Saved entries:
— start —

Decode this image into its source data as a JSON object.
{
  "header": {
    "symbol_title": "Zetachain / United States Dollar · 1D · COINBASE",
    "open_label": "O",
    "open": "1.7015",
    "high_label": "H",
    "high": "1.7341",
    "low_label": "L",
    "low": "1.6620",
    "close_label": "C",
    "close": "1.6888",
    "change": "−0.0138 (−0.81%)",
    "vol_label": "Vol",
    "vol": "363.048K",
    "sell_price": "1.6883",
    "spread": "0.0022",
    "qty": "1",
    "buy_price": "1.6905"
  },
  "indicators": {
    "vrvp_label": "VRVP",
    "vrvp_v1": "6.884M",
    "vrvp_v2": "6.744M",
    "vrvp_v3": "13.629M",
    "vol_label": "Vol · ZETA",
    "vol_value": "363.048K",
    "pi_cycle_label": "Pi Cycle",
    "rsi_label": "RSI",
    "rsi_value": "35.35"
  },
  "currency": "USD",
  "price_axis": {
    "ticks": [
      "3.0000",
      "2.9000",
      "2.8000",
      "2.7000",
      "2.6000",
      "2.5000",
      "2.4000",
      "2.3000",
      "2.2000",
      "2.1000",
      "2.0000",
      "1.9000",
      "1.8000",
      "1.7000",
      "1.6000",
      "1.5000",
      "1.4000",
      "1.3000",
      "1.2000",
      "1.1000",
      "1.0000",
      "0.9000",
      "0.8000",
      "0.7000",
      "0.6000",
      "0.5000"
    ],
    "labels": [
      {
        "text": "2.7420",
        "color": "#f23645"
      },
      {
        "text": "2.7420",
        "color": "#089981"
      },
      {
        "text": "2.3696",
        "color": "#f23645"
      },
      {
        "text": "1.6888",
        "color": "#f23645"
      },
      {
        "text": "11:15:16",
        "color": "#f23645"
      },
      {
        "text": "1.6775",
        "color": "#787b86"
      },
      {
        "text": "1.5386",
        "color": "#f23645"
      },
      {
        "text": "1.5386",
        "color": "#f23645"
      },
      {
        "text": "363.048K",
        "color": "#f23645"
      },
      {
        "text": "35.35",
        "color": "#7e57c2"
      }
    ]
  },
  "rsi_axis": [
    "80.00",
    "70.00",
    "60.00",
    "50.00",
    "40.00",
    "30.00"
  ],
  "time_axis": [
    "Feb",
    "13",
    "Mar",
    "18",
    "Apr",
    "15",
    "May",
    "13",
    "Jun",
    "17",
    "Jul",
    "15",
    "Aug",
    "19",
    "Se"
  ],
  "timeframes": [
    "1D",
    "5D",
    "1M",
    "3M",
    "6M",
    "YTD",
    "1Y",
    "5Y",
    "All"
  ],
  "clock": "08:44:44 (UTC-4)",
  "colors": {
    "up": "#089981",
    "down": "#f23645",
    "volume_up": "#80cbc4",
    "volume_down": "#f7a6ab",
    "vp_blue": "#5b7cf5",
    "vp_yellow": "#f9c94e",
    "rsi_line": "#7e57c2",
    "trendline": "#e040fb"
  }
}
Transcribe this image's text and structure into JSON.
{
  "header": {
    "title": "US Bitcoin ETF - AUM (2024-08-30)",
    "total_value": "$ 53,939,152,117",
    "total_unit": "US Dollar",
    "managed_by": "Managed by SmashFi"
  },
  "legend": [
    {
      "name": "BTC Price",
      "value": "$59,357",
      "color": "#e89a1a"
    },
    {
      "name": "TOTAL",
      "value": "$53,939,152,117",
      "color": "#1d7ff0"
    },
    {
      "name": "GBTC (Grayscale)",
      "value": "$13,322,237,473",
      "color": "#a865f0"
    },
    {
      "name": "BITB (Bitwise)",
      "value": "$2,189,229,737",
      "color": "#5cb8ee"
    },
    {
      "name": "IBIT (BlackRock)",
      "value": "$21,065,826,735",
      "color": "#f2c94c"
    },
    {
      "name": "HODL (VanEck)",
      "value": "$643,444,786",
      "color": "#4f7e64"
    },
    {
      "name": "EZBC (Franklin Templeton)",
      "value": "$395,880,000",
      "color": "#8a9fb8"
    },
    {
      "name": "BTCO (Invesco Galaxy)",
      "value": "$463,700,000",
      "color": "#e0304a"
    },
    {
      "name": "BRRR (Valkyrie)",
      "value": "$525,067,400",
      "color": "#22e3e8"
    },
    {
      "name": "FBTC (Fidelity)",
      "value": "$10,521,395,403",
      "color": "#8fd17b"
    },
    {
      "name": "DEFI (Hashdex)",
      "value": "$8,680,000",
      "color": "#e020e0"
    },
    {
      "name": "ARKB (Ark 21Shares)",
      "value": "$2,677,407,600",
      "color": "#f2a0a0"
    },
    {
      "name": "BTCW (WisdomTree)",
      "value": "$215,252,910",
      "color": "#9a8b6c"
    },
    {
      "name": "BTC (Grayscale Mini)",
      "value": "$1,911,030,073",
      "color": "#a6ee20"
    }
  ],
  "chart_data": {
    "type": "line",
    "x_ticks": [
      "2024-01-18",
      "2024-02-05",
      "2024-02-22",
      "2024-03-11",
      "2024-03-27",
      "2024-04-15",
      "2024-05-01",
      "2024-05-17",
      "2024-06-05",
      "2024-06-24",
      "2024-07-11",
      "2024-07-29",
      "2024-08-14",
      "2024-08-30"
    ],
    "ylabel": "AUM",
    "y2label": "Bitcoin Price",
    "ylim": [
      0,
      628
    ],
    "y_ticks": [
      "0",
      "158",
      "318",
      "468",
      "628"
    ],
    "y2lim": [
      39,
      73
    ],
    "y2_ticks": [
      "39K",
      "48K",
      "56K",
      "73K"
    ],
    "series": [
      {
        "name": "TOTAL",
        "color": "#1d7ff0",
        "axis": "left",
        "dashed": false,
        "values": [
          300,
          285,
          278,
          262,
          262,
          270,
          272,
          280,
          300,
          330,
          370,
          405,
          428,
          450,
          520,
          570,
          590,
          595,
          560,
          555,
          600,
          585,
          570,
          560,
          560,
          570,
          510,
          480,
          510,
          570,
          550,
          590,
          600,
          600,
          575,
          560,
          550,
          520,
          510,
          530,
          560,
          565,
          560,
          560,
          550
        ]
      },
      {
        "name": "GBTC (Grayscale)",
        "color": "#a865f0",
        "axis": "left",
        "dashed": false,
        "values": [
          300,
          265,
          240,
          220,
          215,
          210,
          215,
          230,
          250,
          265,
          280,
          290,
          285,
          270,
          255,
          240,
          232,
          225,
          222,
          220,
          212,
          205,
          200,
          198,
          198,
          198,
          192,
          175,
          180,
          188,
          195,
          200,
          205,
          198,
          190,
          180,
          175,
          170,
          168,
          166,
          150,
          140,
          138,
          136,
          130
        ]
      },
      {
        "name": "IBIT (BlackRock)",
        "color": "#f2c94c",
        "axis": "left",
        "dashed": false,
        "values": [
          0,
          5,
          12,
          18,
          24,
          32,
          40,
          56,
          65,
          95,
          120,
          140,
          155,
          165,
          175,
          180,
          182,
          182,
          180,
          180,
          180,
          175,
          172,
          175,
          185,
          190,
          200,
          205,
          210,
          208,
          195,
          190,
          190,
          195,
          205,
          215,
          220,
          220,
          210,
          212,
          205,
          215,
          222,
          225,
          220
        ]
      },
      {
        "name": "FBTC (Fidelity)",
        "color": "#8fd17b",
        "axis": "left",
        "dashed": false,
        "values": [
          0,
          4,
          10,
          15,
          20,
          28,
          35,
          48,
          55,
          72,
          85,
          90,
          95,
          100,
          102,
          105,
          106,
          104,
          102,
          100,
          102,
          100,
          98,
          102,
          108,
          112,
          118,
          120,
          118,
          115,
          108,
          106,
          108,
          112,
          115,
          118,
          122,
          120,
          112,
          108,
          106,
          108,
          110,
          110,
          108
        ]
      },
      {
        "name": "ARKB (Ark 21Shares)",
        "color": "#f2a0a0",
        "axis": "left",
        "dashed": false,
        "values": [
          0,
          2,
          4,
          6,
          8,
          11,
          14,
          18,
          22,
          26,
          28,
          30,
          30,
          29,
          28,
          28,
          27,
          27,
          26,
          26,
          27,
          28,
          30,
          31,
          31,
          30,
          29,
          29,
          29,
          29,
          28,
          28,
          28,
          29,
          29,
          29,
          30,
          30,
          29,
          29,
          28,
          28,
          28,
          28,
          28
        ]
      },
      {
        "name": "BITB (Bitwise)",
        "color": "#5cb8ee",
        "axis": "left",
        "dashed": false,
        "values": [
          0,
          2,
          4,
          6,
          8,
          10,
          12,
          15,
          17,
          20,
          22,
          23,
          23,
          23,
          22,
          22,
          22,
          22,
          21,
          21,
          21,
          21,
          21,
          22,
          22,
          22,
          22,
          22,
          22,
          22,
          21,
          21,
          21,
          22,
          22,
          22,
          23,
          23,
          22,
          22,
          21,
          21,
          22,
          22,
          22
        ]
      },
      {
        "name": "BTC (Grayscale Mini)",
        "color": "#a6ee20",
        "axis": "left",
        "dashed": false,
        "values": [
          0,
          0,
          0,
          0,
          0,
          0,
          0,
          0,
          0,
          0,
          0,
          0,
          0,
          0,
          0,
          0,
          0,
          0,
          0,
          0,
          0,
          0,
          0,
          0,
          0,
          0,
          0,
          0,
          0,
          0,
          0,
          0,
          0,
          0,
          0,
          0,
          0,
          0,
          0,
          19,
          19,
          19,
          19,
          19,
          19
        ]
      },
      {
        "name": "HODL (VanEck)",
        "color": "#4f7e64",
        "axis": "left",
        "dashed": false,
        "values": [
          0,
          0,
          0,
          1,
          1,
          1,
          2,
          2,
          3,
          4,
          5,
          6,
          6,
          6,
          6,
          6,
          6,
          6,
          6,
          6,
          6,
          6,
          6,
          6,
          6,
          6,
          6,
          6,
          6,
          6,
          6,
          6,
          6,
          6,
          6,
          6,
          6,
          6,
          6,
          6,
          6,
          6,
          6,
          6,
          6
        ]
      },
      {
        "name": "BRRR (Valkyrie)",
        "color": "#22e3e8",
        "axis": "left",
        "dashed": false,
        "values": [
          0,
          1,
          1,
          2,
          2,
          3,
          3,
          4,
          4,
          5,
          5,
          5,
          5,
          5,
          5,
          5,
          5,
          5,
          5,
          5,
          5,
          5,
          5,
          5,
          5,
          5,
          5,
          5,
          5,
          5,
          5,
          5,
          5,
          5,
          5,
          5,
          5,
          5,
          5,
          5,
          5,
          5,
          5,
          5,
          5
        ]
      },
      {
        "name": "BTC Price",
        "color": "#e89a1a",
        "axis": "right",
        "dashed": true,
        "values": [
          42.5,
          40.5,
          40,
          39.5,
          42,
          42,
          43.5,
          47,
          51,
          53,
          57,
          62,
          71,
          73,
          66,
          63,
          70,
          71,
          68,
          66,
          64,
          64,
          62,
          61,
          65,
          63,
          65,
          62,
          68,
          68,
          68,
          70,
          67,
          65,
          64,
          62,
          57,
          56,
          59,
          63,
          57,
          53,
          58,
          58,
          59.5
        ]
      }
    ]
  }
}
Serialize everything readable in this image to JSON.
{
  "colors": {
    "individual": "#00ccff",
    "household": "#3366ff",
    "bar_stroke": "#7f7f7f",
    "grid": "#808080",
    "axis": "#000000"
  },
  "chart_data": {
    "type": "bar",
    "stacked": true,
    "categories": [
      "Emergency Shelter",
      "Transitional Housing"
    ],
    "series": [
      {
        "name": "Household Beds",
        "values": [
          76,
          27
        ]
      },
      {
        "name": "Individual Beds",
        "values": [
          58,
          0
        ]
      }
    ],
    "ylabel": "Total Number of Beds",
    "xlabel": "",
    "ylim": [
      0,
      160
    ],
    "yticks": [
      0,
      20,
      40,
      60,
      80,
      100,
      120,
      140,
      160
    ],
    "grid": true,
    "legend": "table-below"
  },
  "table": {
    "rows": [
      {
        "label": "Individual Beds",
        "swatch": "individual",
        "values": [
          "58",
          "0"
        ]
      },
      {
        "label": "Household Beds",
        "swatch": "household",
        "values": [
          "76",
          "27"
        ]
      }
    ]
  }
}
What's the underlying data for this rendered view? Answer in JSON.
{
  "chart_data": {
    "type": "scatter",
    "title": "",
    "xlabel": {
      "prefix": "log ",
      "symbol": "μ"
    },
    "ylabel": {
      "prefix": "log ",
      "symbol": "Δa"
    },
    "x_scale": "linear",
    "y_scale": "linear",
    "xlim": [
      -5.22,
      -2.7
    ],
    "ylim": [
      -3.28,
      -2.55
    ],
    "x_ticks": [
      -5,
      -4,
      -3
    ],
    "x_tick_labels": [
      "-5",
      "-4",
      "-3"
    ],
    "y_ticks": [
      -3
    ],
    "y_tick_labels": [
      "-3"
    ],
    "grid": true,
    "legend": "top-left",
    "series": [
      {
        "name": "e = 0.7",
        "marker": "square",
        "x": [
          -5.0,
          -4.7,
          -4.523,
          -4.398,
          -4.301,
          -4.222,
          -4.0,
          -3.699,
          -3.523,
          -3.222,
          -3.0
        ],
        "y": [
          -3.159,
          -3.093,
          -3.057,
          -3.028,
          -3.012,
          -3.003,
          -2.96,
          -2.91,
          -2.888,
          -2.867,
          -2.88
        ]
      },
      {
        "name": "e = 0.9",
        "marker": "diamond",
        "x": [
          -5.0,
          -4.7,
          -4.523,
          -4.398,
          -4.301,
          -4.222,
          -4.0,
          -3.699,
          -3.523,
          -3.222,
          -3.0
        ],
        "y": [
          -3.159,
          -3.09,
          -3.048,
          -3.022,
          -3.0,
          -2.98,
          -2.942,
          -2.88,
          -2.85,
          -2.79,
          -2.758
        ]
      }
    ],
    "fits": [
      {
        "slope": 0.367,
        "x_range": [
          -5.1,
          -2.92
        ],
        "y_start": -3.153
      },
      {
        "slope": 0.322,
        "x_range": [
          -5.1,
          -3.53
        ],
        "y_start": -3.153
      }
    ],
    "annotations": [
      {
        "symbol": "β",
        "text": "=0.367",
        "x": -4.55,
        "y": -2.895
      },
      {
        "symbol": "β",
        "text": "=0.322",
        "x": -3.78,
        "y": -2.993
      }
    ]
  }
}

— end —

Search the listing above for the string "true". Copy every line that contains it.

ANSWER TO THE TASK ->
        "dashed": true,
    "stacked": true,
    "grid": true,
    "grid": true,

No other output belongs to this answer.